TASK: Output the full material exactly as it appears here.

* * *

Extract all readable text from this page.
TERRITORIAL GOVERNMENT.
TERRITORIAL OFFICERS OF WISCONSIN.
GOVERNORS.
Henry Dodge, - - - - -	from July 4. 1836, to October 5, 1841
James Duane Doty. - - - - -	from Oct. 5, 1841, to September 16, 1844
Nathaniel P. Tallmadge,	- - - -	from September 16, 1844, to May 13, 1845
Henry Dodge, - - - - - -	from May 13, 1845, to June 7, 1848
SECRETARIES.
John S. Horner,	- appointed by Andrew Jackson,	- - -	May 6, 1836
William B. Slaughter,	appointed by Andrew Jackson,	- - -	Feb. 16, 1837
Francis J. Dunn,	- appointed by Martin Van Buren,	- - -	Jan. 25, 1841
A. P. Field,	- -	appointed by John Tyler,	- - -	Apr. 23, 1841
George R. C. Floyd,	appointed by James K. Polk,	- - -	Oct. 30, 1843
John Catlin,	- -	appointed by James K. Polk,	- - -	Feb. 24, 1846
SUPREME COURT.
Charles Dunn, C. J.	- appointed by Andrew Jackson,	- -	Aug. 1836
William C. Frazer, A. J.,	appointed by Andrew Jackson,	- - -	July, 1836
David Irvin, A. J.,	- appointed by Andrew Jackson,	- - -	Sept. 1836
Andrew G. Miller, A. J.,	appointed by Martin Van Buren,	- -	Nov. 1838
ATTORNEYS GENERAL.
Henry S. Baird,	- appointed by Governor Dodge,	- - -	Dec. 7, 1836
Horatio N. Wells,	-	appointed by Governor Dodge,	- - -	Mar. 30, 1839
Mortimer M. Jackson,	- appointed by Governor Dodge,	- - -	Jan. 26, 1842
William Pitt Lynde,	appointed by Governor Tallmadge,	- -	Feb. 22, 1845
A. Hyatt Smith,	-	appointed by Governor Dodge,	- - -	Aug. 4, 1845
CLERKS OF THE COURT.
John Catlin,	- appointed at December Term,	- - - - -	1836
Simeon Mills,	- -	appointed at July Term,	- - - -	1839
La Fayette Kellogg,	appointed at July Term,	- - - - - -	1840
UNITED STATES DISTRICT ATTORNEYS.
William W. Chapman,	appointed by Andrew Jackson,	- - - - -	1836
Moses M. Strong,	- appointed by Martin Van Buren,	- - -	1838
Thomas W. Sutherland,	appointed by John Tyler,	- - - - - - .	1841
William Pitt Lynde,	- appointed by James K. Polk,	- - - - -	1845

* * *

WORKED ANSWER:
Extract all readable text from this page.
TERRITORIAL GOVERNMENT.
TERRITORIAL OFFICERS OF WISCONSIN.
GOVERNORS.
Henry Dodge, - - - - -	from July 4. 1836, to October 5, 1841
James Duane Doty. - - - - -	from Oct. 5, 1841, to September 16, 1844
Nathaniel P. Tallmadge,	- - - -	from September 16, 1844, to May 13, 1845
Henry Dodge, - - - - - -	from May 13, 1845, to June 7, 1848
SECRETARIES.
John S. Horner,	- appointed by Andrew Jackson,	- - -	May 6, 1836
William B. Slaughter,	appointed by Andrew Jackson,	- - -	Feb. 16, 1837
Francis J. Dunn,	- appointed by Martin Van Buren,	- - -	Jan. 25, 1841
A. P. Field,	- -	appointed by John Tyler,	- - -	Apr. 23, 1841
George R. C. Floyd,	appointed by James K. Polk,	- - -	Oct. 30, 1843
John Catlin,	- -	appointed by James K. Polk,	- - -	Feb. 24, 1846
SUPREME COURT.
Charles Dunn, C. J.	- appointed by Andrew Jackson,	- -	Aug. 1836
William C. Frazer, A. J.,	appointed by Andrew Jackson,	- - -	July, 1836
David Irvin, A. J.,	- appointed by Andrew Jackson,	- - -	Sept. 1836
Andrew G. Miller, A. J.,	appointed by Martin Van Buren,	- -	Nov. 1838
ATTORNEYS GENERAL.
Henry S. Baird,	- appointed by Governor Dodge,	- - -	Dec. 7, 1836
Horatio N. Wells,	-	appointed by Governor Dodge,	- - -	Mar. 30, 1839
Mortimer M. Jackson,	- appointed by Governor Dodge,	- - -	Jan. 26, 1842
William Pitt Lynde,	appointed by Governor Tallmadge,	- -	Feb. 22, 1845
A. Hyatt Smith,	-	appointed by Governor Dodge,	- - -	Aug. 4, 1845
CLERKS OF THE COURT.
John Catlin,	- appointed at December Term,	- - - - -	1836
Simeon Mills,	- -	appointed at July Term,	- - - -	1839
La Fayette Kellogg,	appointed at July Term,	- - - - - -	1840
UNITED STATES DISTRICT ATTORNEYS.
William W. Chapman,	appointed by Andrew Jackson,	- - - - -	1836
Moses M. Strong,	- appointed by Martin Van Buren,	- - -	1838
Thomas W. Sutherland,	appointed by John Tyler,	- - - - - - .	1841
William Pitt Lynde,	- appointed by James K. Polk,	- - - - -	1845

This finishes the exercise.